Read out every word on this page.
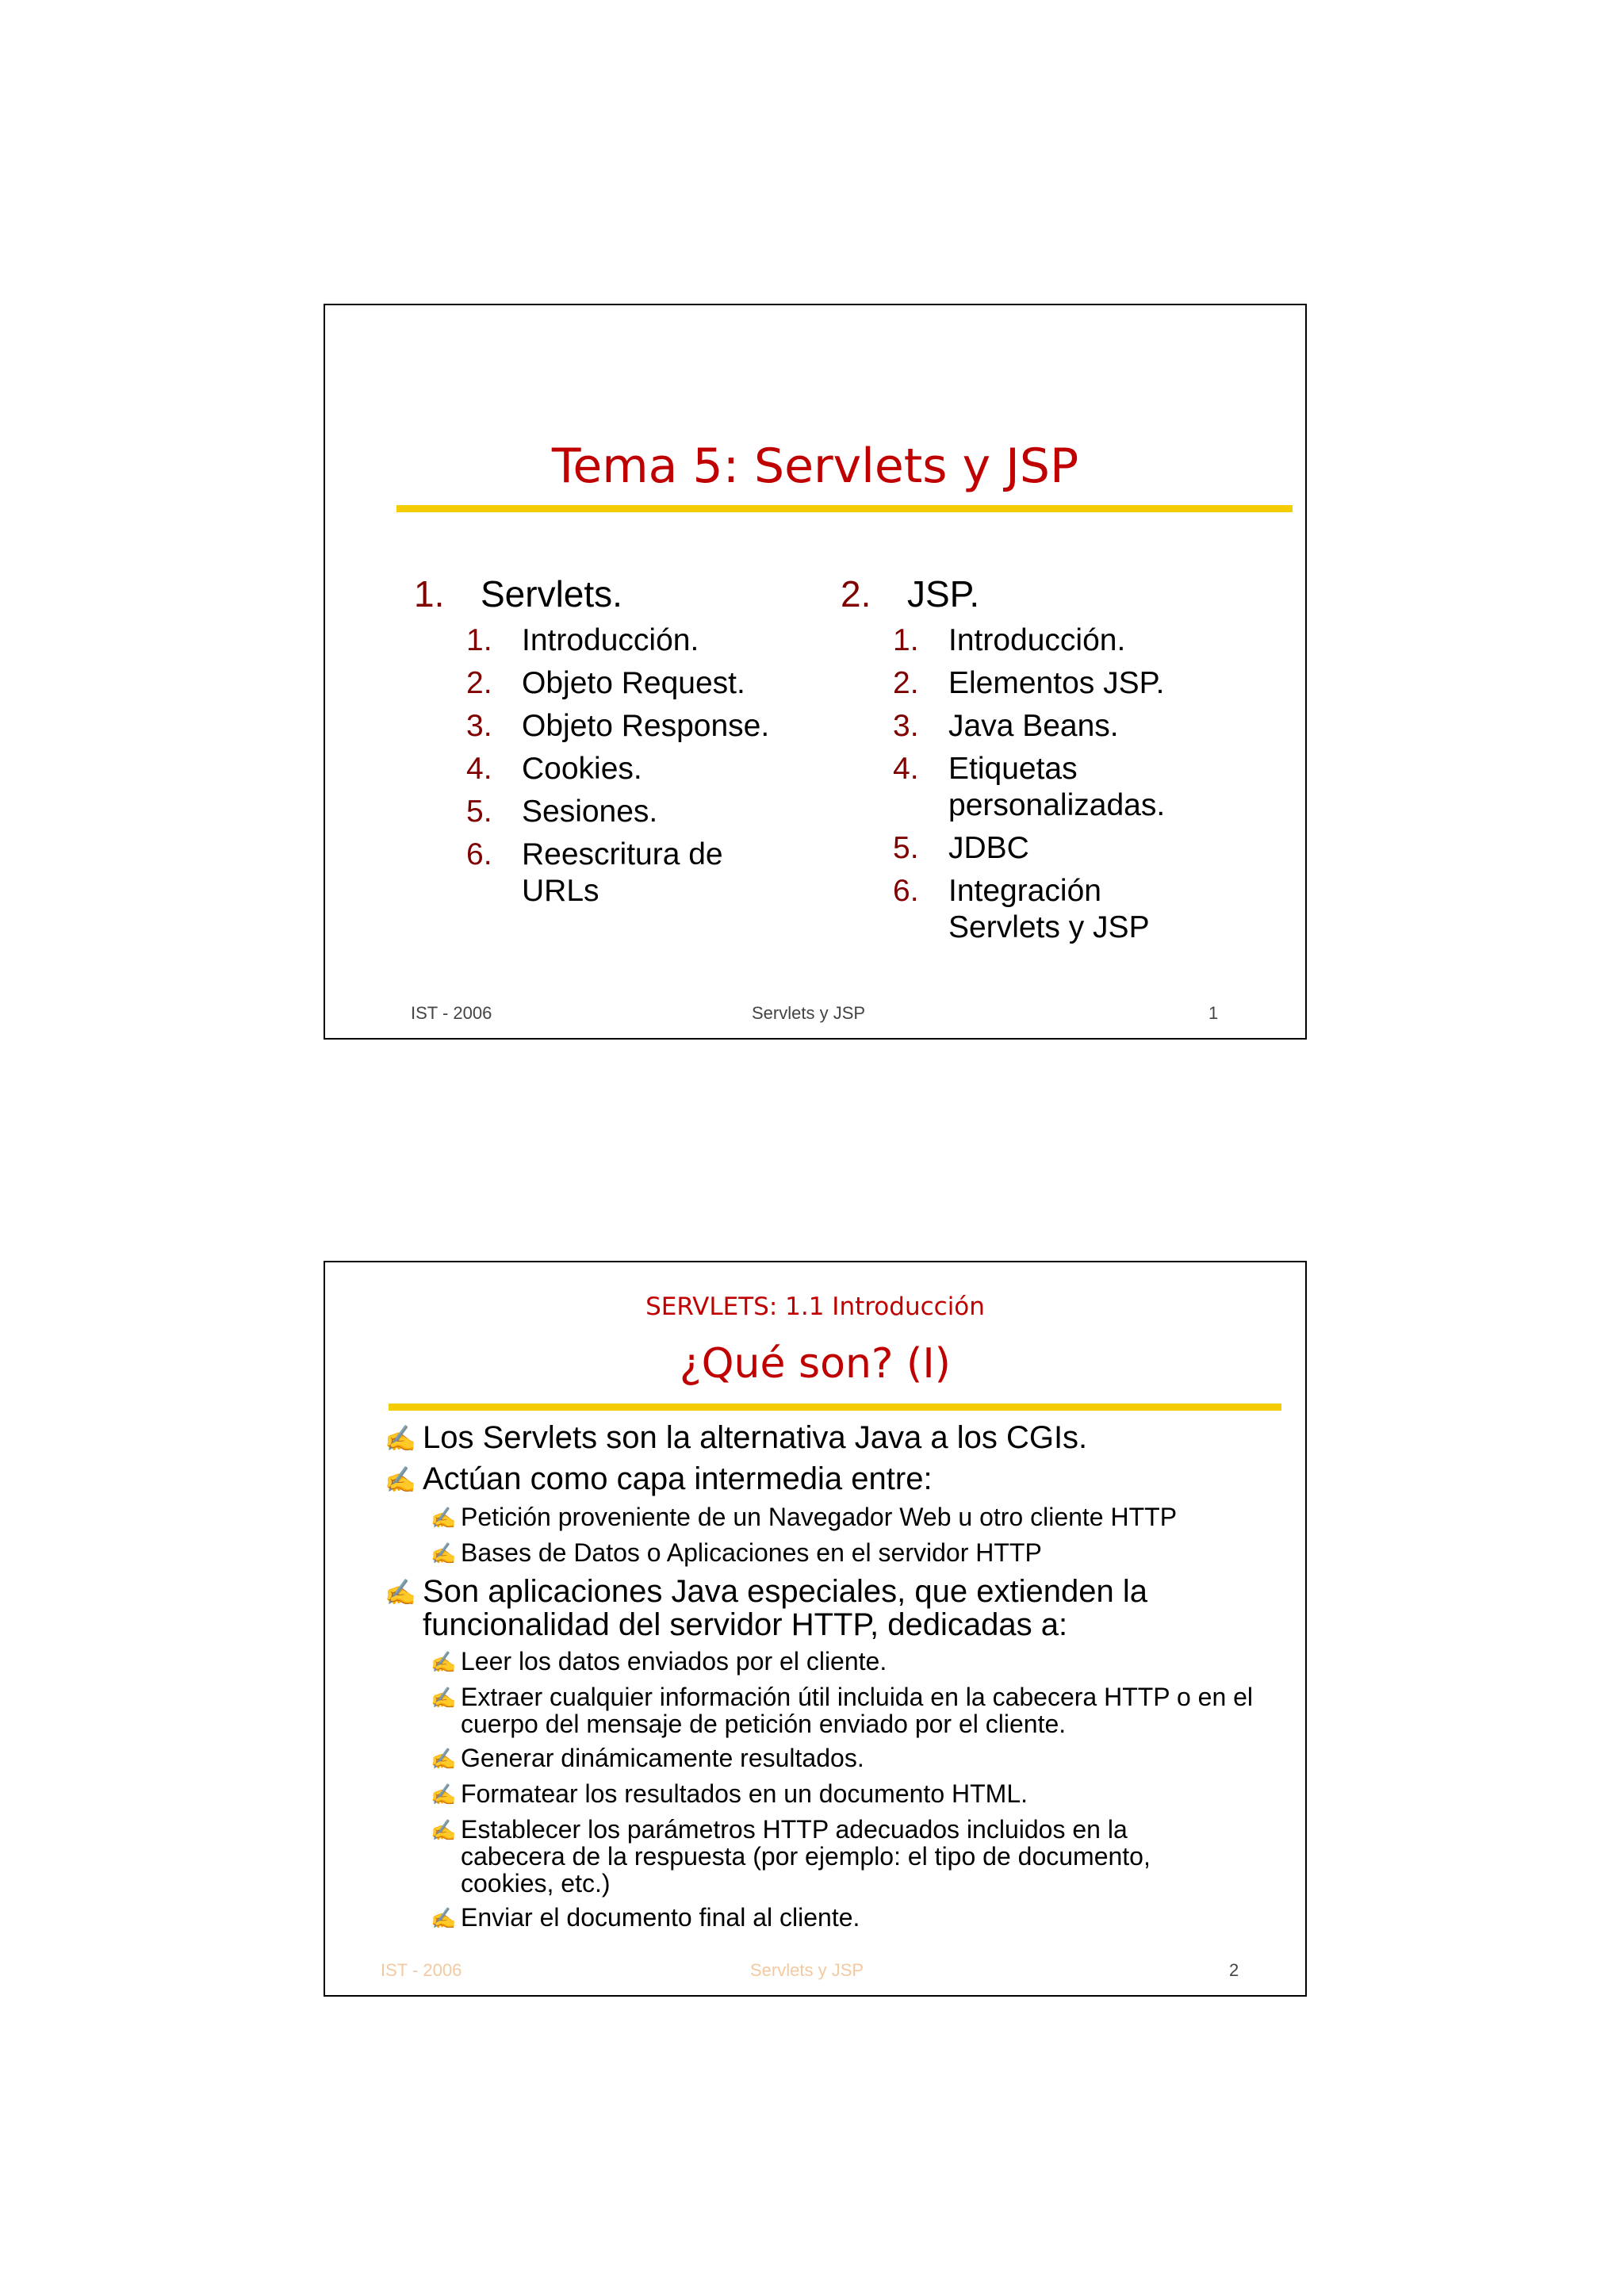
Tema 5: Servlets y JSP
1. Servlets.
1. Introducción.
2. Objeto Request.
3. Objeto Response.
4. Cookies.
5. Sesiones.
6. Reescritura de URLs
2. JSP.
1. Introducción.
2. Elementos JSP.
3. Java Beans.
4. Etiquetas personalizadas.
5. JDBC
6. Integración Servlets y JSP
IST - 2006	Servlets y JSP	1
SERVLETS: 1.1 Introducción
¿Qué son? (I)
✍ Los Servlets son la alternativa Java a los CGIs.
✍ Actúan como capa intermedia entre:
✍ Petición proveniente de un Navegador Web u otro cliente HTTP
✍ Bases de Datos o Aplicaciones en el servidor HTTP
✍ Son aplicaciones Java especiales, que extienden la funcionalidad del servidor HTTP, dedicadas a:
✍ Leer los datos enviados por el cliente.
✍ Extraer cualquier información útil incluida en la cabecera HTTP o en el cuerpo del mensaje de petición enviado por el cliente.
✍ Generar dinámicamente resultados.
✍ Formatear los resultados en un documento HTML.
✍ Establecer los parámetros HTTP adecuados incluidos en la cabecera de la respuesta (por ejemplo: el tipo de documento, cookies, etc.)
✍ Enviar el documento final al cliente.
IST - 2006	Servlets y JSP	2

» **TASK DIRECTIONS**:
Read through the entries and copy every line that includes "cabecera".

» **TASK OUTPUT**:
✍ Extraer cualquier información útil incluida en la cabecera HTTP o en el cuerpo del mensaje de petición enviado por el cliente.
✍ Establecer los parámetros HTTP adecuados incluidos en la cabecera de la respuesta (por ejemplo: el tipo de documento, cookies, etc.)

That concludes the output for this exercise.